• [TASK DESCRIPTION] Filter the data for lines with the word "Linear", then copy every line so identified.

• [Collection entries]
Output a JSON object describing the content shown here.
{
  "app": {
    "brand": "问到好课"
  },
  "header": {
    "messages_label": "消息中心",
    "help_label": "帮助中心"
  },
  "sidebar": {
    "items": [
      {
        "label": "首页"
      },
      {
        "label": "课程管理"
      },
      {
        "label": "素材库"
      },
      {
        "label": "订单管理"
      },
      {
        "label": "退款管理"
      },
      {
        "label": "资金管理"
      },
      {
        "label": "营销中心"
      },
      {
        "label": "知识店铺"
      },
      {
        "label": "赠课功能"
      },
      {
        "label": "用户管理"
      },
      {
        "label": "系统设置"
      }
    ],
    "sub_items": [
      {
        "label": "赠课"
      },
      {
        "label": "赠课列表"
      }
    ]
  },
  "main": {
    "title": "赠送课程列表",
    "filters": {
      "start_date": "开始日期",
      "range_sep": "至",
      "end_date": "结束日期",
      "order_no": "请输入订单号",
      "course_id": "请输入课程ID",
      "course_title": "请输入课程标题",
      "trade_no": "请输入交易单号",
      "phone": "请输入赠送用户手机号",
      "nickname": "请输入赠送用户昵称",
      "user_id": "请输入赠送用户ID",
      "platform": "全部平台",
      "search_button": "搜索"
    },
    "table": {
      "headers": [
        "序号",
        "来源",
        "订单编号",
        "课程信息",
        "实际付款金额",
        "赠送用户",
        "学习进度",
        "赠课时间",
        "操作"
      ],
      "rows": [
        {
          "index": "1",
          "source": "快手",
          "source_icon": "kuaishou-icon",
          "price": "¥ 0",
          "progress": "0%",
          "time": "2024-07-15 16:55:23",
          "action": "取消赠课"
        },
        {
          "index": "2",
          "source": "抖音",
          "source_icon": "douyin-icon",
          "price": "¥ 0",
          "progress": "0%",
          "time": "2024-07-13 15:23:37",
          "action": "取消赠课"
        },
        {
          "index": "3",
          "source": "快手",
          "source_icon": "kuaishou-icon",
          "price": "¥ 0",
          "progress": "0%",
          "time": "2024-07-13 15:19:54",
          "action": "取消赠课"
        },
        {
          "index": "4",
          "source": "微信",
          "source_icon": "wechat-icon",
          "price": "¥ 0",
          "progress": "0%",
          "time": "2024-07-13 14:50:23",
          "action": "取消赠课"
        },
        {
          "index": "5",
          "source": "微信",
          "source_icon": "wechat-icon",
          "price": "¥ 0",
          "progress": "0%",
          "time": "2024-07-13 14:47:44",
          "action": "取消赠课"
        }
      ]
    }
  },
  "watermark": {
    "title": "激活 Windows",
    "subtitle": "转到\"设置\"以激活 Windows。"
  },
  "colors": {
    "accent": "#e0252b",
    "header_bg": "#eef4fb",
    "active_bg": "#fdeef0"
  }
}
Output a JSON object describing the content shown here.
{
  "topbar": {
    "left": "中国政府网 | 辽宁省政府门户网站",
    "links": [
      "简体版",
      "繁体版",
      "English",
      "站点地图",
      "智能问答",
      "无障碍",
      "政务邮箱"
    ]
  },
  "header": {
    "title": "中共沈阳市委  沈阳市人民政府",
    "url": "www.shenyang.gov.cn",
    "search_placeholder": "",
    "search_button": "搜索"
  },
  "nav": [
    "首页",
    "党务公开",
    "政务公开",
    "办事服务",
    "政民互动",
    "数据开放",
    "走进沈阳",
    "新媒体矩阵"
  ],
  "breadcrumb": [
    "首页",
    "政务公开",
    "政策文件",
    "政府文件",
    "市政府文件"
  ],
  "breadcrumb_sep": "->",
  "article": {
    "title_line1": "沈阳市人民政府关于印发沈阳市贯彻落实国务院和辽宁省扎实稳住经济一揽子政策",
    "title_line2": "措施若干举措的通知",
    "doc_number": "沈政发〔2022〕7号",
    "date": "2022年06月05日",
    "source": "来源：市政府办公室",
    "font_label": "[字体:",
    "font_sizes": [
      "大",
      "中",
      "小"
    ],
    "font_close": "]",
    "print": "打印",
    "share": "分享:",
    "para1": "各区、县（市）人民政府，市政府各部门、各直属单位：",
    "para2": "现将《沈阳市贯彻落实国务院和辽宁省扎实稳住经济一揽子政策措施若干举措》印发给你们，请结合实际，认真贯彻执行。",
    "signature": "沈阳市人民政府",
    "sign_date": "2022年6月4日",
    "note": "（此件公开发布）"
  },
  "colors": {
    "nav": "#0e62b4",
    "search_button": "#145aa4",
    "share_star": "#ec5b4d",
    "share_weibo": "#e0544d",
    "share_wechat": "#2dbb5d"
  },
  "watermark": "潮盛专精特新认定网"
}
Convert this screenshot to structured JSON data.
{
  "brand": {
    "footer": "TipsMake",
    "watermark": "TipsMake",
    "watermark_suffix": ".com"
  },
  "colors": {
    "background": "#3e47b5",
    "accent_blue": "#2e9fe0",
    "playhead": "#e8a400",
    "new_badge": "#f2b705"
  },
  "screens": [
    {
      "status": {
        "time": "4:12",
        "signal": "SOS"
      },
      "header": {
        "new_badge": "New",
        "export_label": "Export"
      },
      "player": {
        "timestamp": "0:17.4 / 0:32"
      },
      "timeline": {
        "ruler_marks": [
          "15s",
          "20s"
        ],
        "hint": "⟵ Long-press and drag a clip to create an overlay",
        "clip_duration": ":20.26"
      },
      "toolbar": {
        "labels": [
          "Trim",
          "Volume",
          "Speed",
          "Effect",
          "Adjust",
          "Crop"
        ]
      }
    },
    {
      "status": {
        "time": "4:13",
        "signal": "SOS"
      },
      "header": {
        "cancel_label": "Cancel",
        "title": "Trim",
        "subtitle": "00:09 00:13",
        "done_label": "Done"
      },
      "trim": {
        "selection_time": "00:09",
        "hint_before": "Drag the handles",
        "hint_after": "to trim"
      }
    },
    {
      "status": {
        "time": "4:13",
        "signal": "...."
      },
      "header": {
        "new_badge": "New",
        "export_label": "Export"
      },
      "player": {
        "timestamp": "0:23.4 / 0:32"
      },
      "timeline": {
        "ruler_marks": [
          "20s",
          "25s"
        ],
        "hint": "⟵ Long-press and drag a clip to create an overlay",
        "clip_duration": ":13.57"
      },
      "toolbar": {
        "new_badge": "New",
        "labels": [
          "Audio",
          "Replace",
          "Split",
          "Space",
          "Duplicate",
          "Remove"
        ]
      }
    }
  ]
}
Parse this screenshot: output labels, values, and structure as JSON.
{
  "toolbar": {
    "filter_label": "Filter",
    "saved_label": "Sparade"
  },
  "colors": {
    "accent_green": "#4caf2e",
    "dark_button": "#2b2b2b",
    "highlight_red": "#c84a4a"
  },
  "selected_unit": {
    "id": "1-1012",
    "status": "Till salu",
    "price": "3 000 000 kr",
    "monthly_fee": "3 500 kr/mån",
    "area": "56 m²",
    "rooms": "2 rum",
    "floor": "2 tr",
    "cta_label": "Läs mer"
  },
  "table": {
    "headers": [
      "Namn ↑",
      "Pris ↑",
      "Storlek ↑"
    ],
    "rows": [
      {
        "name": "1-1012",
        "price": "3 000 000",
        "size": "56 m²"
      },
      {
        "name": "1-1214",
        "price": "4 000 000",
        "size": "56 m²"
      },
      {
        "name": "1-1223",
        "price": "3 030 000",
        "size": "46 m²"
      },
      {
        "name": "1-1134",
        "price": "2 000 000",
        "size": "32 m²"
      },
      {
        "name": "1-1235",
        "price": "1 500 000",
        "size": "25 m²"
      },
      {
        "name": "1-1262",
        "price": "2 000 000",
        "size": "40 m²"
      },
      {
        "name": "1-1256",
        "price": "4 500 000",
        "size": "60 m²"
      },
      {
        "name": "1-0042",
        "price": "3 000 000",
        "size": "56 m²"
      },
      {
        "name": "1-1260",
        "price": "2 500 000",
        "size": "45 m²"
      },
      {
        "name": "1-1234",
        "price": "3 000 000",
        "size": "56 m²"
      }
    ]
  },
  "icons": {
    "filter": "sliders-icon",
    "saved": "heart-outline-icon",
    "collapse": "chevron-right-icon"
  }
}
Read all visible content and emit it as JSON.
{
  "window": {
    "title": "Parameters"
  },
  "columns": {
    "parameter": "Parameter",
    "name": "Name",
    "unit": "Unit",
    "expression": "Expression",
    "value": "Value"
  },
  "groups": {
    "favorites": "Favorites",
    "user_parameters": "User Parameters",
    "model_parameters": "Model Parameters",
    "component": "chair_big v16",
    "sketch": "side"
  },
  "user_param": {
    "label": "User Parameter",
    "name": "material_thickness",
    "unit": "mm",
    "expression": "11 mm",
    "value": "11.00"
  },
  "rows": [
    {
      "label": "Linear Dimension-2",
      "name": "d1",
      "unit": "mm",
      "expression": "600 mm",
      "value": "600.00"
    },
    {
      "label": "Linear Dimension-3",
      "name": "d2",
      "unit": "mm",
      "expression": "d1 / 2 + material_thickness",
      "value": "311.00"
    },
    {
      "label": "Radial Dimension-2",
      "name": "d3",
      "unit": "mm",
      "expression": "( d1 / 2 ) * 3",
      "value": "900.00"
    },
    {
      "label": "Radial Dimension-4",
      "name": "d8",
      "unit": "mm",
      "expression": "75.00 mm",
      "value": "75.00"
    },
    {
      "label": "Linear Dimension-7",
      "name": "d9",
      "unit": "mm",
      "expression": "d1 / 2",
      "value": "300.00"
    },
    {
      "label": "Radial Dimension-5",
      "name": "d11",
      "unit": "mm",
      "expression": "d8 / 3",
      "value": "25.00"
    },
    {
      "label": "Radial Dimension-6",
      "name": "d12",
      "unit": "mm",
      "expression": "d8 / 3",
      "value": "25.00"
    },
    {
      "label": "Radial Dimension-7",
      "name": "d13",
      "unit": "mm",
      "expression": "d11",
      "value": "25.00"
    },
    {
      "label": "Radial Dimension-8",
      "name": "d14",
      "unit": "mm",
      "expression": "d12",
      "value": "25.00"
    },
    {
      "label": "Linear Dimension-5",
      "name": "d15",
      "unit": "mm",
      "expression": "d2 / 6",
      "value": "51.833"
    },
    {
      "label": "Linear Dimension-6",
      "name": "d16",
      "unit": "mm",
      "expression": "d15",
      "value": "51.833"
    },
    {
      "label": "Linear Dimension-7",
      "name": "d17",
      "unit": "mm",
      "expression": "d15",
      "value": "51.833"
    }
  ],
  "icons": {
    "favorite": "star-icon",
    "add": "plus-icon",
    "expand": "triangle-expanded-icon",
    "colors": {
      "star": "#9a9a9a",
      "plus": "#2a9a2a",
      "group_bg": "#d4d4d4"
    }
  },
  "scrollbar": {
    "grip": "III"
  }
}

• [RESPONSE TO THE EXERCISE]
      "label": "Linear Dimension-2",
      "label": "Linear Dimension-3",
      "label": "Linear Dimension-7",
      "label": "Linear Dimension-5",
      "label": "Linear Dimension-6",
      "label": "Linear Dimension-7",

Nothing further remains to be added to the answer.